_PROVIDED DATA_:

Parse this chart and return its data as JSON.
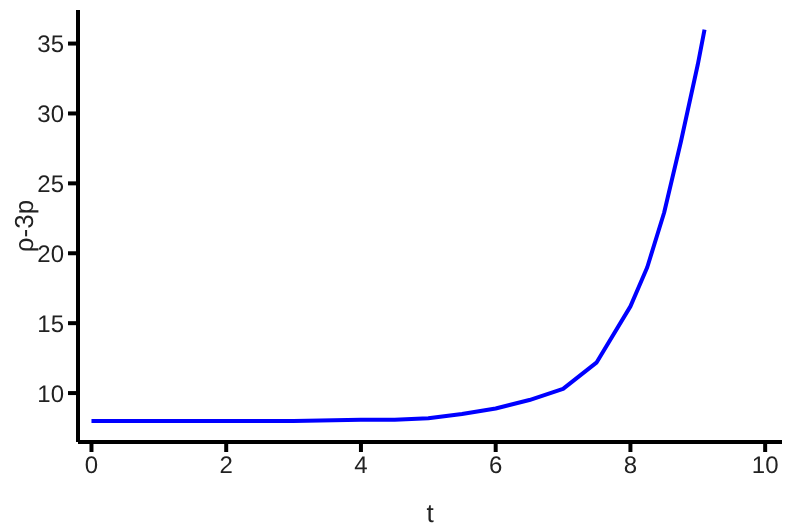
{
  "chart_data": {
    "type": "line",
    "xlabel": "t",
    "ylabel": "ρ-3p",
    "x": [
      0,
      1,
      2,
      3,
      4,
      4.5,
      5,
      5.5,
      6,
      6.5,
      7,
      7.5,
      8,
      8.25,
      8.5,
      8.75,
      9,
      9.1
    ],
    "series": [
      {
        "color": "#0000ff",
        "values": [
          8.0,
          8.0,
          8.0,
          8.0,
          8.1,
          8.1,
          8.2,
          8.5,
          8.9,
          9.5,
          10.3,
          12.2,
          16.2,
          19.0,
          22.9,
          28.0,
          33.5,
          36.0
        ]
      }
    ],
    "xlim": [
      -0.2,
      10.25
    ],
    "ylim": [
      6.5,
      37.4
    ],
    "xticks": [
      0,
      2,
      4,
      6,
      8,
      10
    ],
    "yticks": [
      10,
      15,
      20,
      25,
      30,
      35
    ],
    "marker": "none",
    "line_style": "solid"
  }
}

_WHAT TO WORK ON_: Every line above should be returned exactly; the pictures stay out.

_ANSWER FOR THIS EXERCISE_:
Parse this chart and return its data as JSON.
{
  "chart_data": {
    "type": "line",
    "xlabel": "t",
    "ylabel": "ρ-3p",
    "x": [
      0,
      1,
      2,
      3,
      4,
      4.5,
      5,
      5.5,
      6,
      6.5,
      7,
      7.5,
      8,
      8.25,
      8.5,
      8.75,
      9,
      9.1
    ],
    "series": [
      {
        "color": "#0000ff",
        "values": [
          8.0,
          8.0,
          8.0,
          8.0,
          8.1,
          8.1,
          8.2,
          8.5,
          8.9,
          9.5,
          10.3,
          12.2,
          16.2,
          19.0,
          22.9,
          28.0,
          33.5,
          36.0
        ]
      }
    ],
    "xlim": [
      -0.2,
      10.25
    ],
    "ylim": [
      6.5,
      37.4
    ],
    "xticks": [
      0,
      2,
      4,
      6,
      8,
      10
    ],
    "yticks": [
      10,
      15,
      20,
      25,
      30,
      35
    ],
    "marker": "none",
    "line_style": "solid"
  }
}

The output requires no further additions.